Start of EXCERPT
Turkey has been launching a military operation in the Avashin, Zap and Metina regions of the Qandil Mountains, known as the Medya Defence Zones, against the Kurdistan Worker’s Party (PKK) which has been based in the region for decades.
As the clashes continue between the Turkish Armed Forces and the Kurdish fighters, the invisible face of war, the economic aspects of the war’s policies and the destruction of nature are concealed from the public’s gaze as attention focuses on death tolls and diplomatic posturings.
Tith outbreaks of forest fires due to the Turkish state’s operations in the region, a campaign has been launched on Twitter with the hashtag #StopTurkeyEcocideKurdistan.
Political commentators have argued that the extensive deforestation taking place forms part of a standard ‘psychological warfare tactic’ aimed at terrorizing the local population and trying to subjugate them to the new ‘realities’ of the ‘new’ power brokers in the region, who they will now be expected to be dependent upon.
End of EXCERPT
Start of SOURCE DATA
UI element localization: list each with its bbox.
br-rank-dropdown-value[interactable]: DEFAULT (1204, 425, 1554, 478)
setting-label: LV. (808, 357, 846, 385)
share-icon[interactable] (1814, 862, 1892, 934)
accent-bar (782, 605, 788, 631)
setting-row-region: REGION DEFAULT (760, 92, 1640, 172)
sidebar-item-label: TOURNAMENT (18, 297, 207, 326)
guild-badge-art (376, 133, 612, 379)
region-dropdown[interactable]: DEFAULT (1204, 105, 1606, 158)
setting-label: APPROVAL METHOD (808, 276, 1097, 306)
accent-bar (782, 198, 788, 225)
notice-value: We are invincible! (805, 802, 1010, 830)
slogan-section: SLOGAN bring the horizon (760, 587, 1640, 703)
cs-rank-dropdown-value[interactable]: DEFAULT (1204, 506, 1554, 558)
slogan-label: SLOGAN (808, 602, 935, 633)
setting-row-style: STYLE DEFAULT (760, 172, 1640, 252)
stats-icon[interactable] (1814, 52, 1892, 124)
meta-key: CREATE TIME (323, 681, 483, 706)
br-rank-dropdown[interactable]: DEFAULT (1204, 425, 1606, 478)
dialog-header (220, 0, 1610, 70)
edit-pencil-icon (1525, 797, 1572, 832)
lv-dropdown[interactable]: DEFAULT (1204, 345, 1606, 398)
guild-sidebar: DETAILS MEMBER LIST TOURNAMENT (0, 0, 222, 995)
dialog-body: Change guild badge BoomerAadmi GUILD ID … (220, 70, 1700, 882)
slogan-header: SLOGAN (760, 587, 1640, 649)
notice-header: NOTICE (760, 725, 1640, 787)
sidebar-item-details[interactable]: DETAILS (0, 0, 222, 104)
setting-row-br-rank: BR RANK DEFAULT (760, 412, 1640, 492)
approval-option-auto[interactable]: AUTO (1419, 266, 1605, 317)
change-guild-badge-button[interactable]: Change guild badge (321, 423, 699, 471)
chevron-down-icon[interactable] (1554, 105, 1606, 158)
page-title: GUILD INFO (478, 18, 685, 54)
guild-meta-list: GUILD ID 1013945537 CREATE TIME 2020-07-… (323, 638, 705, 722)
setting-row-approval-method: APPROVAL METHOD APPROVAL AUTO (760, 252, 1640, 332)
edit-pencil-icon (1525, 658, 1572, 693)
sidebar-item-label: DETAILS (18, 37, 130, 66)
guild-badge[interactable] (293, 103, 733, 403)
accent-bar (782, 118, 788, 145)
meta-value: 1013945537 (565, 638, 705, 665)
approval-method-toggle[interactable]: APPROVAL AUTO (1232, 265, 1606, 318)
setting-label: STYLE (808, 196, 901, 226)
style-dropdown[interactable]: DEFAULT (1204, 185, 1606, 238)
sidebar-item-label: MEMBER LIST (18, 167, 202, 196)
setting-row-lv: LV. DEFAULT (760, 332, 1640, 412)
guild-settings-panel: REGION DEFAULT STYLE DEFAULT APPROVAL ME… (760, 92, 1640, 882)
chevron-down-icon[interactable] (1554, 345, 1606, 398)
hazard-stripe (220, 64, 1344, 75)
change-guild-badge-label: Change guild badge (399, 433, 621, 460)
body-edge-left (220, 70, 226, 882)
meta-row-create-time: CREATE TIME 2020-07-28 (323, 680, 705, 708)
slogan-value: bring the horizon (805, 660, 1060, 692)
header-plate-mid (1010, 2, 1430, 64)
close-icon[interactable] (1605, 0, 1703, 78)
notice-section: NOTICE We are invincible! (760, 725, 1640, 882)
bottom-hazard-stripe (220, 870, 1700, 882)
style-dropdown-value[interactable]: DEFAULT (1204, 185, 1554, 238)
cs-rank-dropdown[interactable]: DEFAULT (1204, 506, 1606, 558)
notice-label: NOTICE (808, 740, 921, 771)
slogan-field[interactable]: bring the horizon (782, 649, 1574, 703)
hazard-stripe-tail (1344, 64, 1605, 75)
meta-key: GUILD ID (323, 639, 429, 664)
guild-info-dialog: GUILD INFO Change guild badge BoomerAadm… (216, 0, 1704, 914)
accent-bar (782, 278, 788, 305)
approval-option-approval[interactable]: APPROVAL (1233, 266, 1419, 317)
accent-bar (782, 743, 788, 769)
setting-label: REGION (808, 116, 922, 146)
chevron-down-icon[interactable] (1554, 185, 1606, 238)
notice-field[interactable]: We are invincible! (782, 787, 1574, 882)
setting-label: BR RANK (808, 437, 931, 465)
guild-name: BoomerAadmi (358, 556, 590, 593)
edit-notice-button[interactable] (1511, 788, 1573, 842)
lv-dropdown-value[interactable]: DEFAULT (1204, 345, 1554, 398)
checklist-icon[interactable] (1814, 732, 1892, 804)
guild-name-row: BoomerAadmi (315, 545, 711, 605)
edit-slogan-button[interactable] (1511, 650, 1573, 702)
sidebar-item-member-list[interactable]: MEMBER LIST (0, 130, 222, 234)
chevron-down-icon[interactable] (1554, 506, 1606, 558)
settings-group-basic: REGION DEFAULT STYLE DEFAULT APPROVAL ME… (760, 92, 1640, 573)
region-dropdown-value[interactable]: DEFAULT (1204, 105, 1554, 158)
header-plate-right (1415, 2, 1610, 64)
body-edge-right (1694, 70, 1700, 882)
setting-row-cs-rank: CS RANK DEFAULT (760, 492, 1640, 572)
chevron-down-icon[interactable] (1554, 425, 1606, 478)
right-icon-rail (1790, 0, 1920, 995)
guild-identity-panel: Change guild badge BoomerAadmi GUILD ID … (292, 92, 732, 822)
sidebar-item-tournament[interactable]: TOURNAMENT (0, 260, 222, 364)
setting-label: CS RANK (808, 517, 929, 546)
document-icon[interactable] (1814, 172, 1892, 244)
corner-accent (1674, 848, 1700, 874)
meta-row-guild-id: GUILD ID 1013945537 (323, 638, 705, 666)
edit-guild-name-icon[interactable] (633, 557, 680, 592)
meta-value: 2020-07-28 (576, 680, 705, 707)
End of SOURCE DATA
## WHAT THIS EXERCISE ASKS
a) Reproduce the text on Turkey's Qandil Mountains operation word for word, from "Tith outbreaks of" down to "be dependent upon.".
b) Carry on the text on Turkey's Qandil Mountains operation from its last sentence.

## TASK-BY-TASK ANSWERS
a)
Tith outbreaks of forest fires due to the Turkish state’s operations in the region, a campaign has been launched on Twitter with the hashtag #StopTurkeyEcocideKurdistan.
Political commentators have argued that the extensive deforestation taking place forms part of a standard ‘psychological warfare tactic’ aimed at terrorizing the local population and trying to subjugate them to the new ‘realities’ of the ‘new’ power brokers in the region, who they will now be expected to be dependent upon.

b)
Another purpose, critics suggest, of Turkey’s campaign targeting the environment is to simply destroy the ecology of the region through deforestation and the sense of well-being of the people in the area who feel insecure and threatened when they see the environment around them being treated in this manner without any consultation with themselves.
It has been recently revealed that at least 450 tons of wood are felled daily and transported to Turkey from Iraqi Kurdistan even as the clashes continue in the region. Kurdistan Region Foreign Office Representative Sefin Dizeyi previously stated that they have been informed about the tree felling that is taking place, according to MA.
“New roads are being constructed for military operations. The companies that took this road tender also cut down the trees,” he said.
The trees are felled in partnership with Cengiz Holdings (a company which is widely known for its strong ties with Turkish president Recep Tayyip Erdoğan’s Justice and Development Party) and companies belonging to the relatives of Kurdistan Democratic Party Politburo member Ali Awnî. Then, they are transported to Turkey and sold in coordination with Turkey’s National Intelligence Organisation (MIT), MA reported.
Turkish Defence Minister Hulusi Akar visited troops on Iraqi soil in early May after which Baghdad summoned the Turkish Chargé d’Affairs and handed him a protest note in response to the ongoing violations, including the presence of the Turkish Defense Minister in Iraqi territories without prior coordination.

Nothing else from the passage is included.